Count every line of these entries that holds the word "案例分析题", and reply with the number only.

········

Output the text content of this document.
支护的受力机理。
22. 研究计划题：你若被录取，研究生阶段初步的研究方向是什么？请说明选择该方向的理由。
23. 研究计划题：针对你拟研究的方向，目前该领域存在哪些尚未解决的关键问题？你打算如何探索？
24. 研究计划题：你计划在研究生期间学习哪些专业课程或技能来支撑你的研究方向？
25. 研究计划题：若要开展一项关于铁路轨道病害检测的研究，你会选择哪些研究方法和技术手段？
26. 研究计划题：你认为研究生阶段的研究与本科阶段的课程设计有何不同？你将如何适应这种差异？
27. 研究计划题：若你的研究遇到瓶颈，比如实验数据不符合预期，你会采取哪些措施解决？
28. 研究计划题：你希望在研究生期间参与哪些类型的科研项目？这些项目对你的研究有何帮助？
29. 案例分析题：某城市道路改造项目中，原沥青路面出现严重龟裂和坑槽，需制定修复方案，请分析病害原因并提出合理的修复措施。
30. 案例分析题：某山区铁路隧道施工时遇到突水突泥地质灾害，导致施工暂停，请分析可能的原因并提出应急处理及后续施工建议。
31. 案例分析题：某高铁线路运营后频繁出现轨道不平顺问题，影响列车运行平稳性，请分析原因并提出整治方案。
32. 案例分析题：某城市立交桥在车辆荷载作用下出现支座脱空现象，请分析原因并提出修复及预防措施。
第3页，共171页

········

Response to this task
4